-- Brief --
Transcribe every entry below word for word, but skip the pictures.
===== Material supplied =====
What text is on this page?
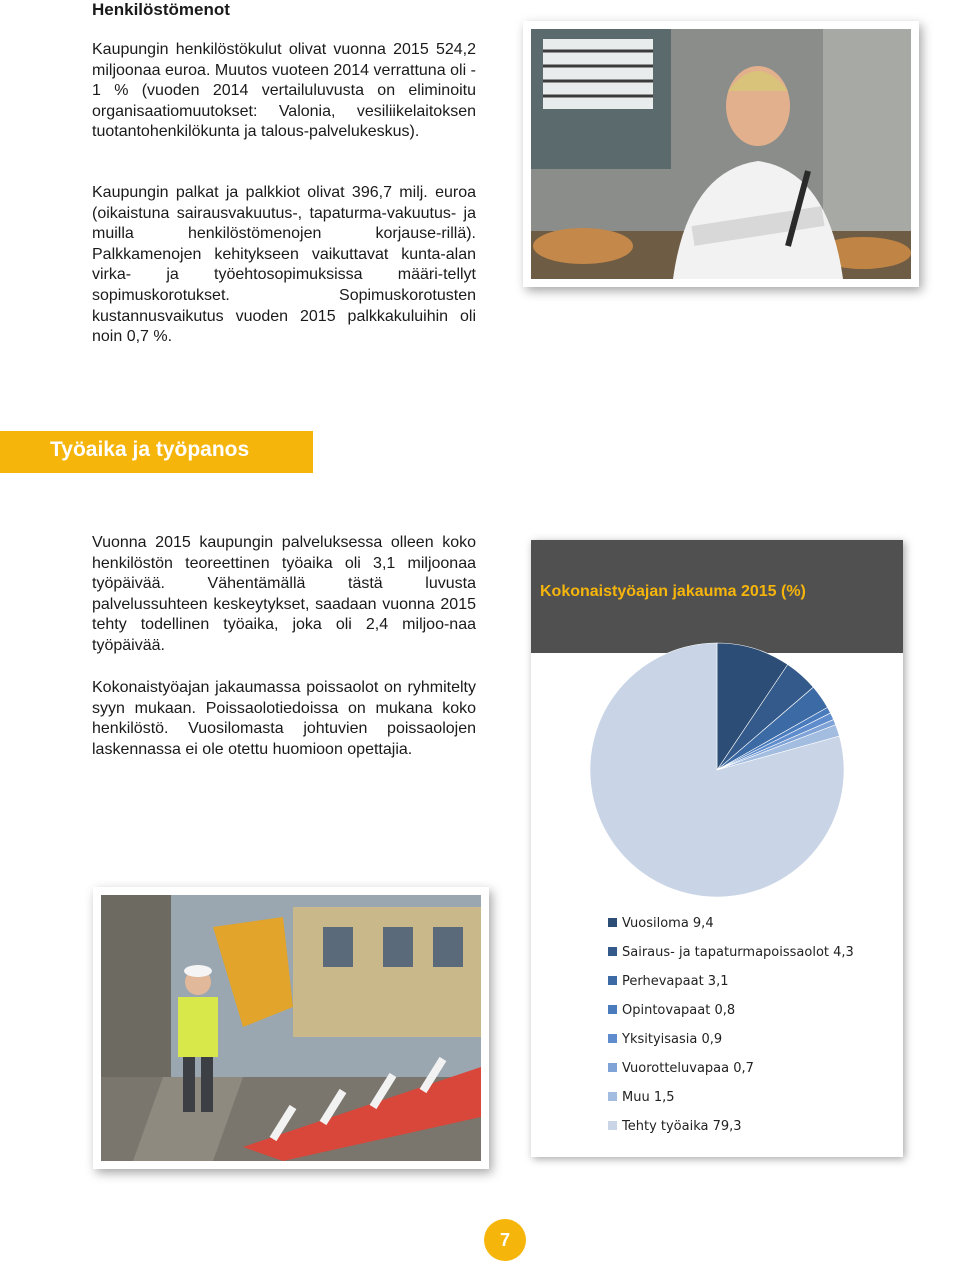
Henkilöstömenot
Kaupungin henkilöstökulut olivat vuonna 2015 524,2 miljoonaa euroa. Muutos vuoteen 2014 verrattuna oli - 1 % (vuoden 2014 vertailuluvusta on eliminoitu organisaatiomuutokset: Valonia, vesiliikelaitoksen tuotantohenkilökunta ja talous-palvelukeskus).
Kaupungin palkat ja palkkiot olivat 396,7 milj. euroa (oikaistuna sairausvakuutus-, tapaturma-vakuutus- ja muilla henkilöstömenojen korjause-rillä). Palkkamenojen kehitykseen vaikuttavat kunta-alan virka- ja työehtosopimuksissa määri-tellyt sopimuskorotukset. Sopimuskorotusten kustannusvaikutus vuoden 2015 palkkakuluihin oli noin 0,7 %.
Työaika ja työpanos
Vuonna 2015 kaupungin palveluksessa olleen koko henkilöstön teoreettinen työaika oli 3,1 miljoonaa työpäivää. Vähentämällä tästä luvusta palvelussuhteen keskeytykset, saadaan vuonna 2015 tehty todellinen työaika, joka oli 2,4 miljoo-naa työpäivää.
Kokonaistyöajan jakaumassa poissaolot on ryhmitelty syyn mukaan. Poissaolotiedoissa on mukana koko henkilöstö. Vuosilomasta johtuvien poissaolojen laskennassa ei ole otettu huomioon opettajia.
Kokonaistyöajan jakauma 2015 (%)
Vuosiloma 9,4
Sairaus- ja tapaturmapoissaolot 4,3
Perhevapaat 3,1
Opintovapaat 0,8
Yksityisasia 0,9
Vuorotteluvapaa 0,7
Muu 1,5
Tehty työaika 79,3
7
=====
-- Result of the task --
What text is on this page?
Henkilöstömenot
Kaupungin henkilöstökulut olivat vuonna 2015 524,2 miljoonaa euroa. Muutos vuoteen 2014 verrattuna oli - 1 % (vuoden 2014 vertailuluvusta on eliminoitu organisaatiomuutokset: Valonia, vesiliikelaitoksen tuotantohenkilökunta ja talous-palvelukeskus).
Kaupungin palkat ja palkkiot olivat 396,7 milj. euroa (oikaistuna sairausvakuutus-, tapaturma-vakuutus- ja muilla henkilöstömenojen korjause-rillä). Palkkamenojen kehitykseen vaikuttavat kunta-alan virka- ja työehtosopimuksissa määri-tellyt sopimuskorotukset. Sopimuskorotusten kustannusvaikutus vuoden 2015 palkkakuluihin oli noin 0,7 %.
Työaika ja työpanos
Vuonna 2015 kaupungin palveluksessa olleen koko henkilöstön teoreettinen työaika oli 3,1 miljoonaa työpäivää. Vähentämällä tästä luvusta palvelussuhteen keskeytykset, saadaan vuonna 2015 tehty todellinen työaika, joka oli 2,4 miljoo-naa työpäivää.
Kokonaistyöajan jakaumassa poissaolot on ryhmitelty syyn mukaan. Poissaolotiedoissa on mukana koko henkilöstö. Vuosilomasta johtuvien poissaolojen laskennassa ei ole otettu huomioon opettajia.
Kokonaistyöajan jakauma 2015 (%)
Vuosiloma 9,4
Sairaus- ja tapaturmapoissaolot 4,3
Perhevapaat 3,1
Opintovapaat 0,8
Yksityisasia 0,9
Vuorotteluvapaa 0,7
Muu 1,5
Tehty työaika 79,3
7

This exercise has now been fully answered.